- WHAT NEEDS TO BE DONE -
Transcribe all the entries word for word, omitting any pictures they contain.

[Some records]
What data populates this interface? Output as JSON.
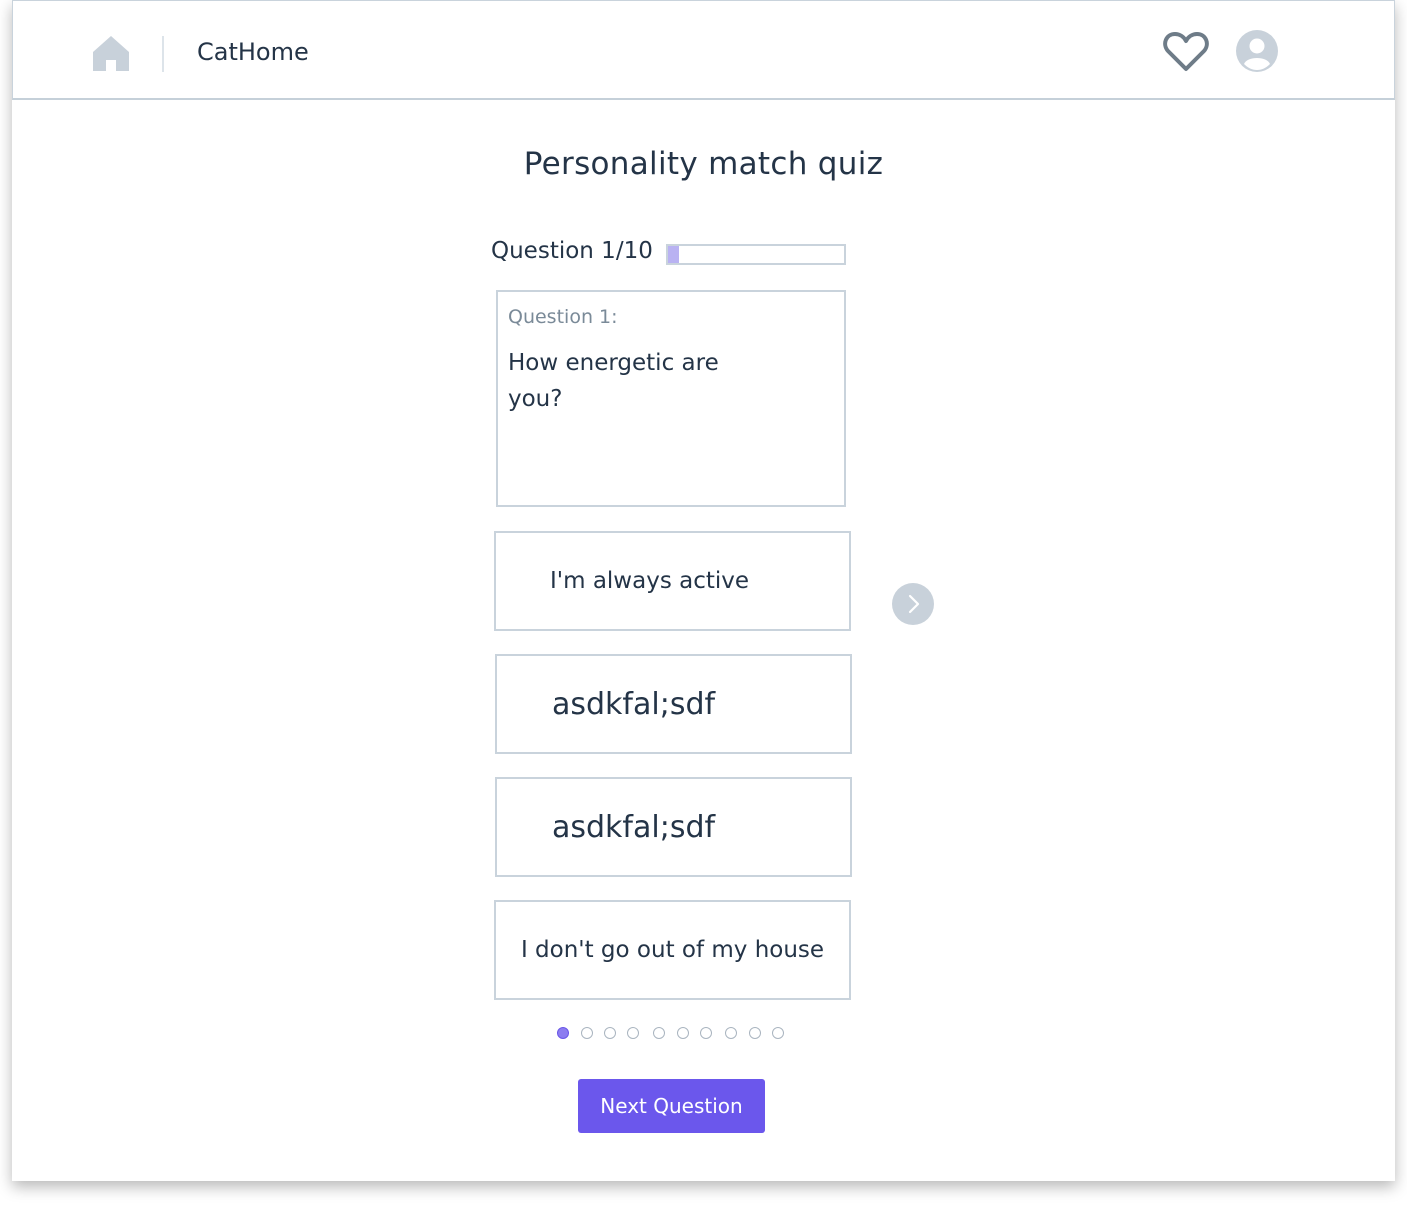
{
  "header": {
    "brand": "CatHome",
    "icons": [
      "home-icon",
      "heart-icon",
      "user-avatar-icon"
    ]
  },
  "quiz": {
    "title": "Personality match quiz",
    "progress_label": "Question 1/10",
    "progress_fraction": 0.06,
    "question_number": "Question 1:",
    "question_text": "How energetic are you?",
    "answers": [
      "I'm always active",
      "asdkfal;sdf",
      "asdkfal;sdf",
      "I don't go out of my house"
    ],
    "page_dots_total": 10,
    "page_dots_active": 1,
    "next_button_label": "Next Question"
  },
  "colors": {
    "accent": "#6b57ec",
    "progress_fill": "#b9b2f2",
    "border": "#c9d3dc",
    "text": "#243447",
    "icon": "#c8d1da"
  }
}
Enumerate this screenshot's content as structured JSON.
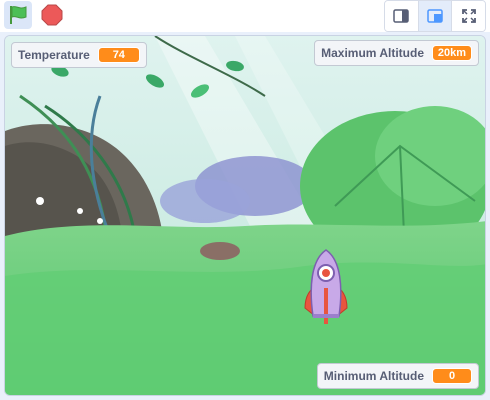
{
  "toolbar": {
    "green_flag_icon": "green-flag-icon",
    "stop_icon": "stop-icon",
    "small_stage_icon": "small-stage-icon",
    "large_stage_icon": "large-stage-icon",
    "fullscreen_icon": "fullscreen-icon"
  },
  "monitors": {
    "temperature": {
      "label": "Temperature",
      "value": "74"
    },
    "max_altitude": {
      "label": "Maximum Altitude",
      "value": "20km"
    },
    "min_altitude": {
      "label": "Minimum Altitude",
      "value": "0"
    }
  },
  "colors": {
    "monitor_value_bg": "#ff8c1a",
    "flag_green": "#4cbf56",
    "stop_red": "#ec5959"
  }
}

- WRITTEN REPLY -
What data populates this interface? Output as JSON.
{
  "header": {
    "brand": "CatHome",
    "icons": [
      "home-icon",
      "heart-icon",
      "user-avatar-icon"
    ]
  },
  "quiz": {
    "title": "Personality match quiz",
    "progress_label": "Question 1/10",
    "progress_fraction": 0.06,
    "question_number": "Question 1:",
    "question_text": "How energetic are you?",
    "answers": [
      "I'm always active",
      "asdkfal;sdf",
      "asdkfal;sdf",
      "I don't go out of my house"
    ],
    "page_dots_total": 10,
    "page_dots_active": 1,
    "next_button_label": "Next Question"
  },
  "colors": {
    "accent": "#6b57ec",
    "progress_fill": "#b9b2f2",
    "border": "#c9d3dc",
    "text": "#243447",
    "icon": "#c8d1da"
  }
}
Enumerate this screenshot's content as structured JSON.
{
  "toolbar": {
    "green_flag_icon": "green-flag-icon",
    "stop_icon": "stop-icon",
    "small_stage_icon": "small-stage-icon",
    "large_stage_icon": "large-stage-icon",
    "fullscreen_icon": "fullscreen-icon"
  },
  "monitors": {
    "temperature": {
      "label": "Temperature",
      "value": "74"
    },
    "max_altitude": {
      "label": "Maximum Altitude",
      "value": "20km"
    },
    "min_altitude": {
      "label": "Minimum Altitude",
      "value": "0"
    }
  },
  "colors": {
    "monitor_value_bg": "#ff8c1a",
    "flag_green": "#4cbf56",
    "stop_red": "#ec5959"
  }
}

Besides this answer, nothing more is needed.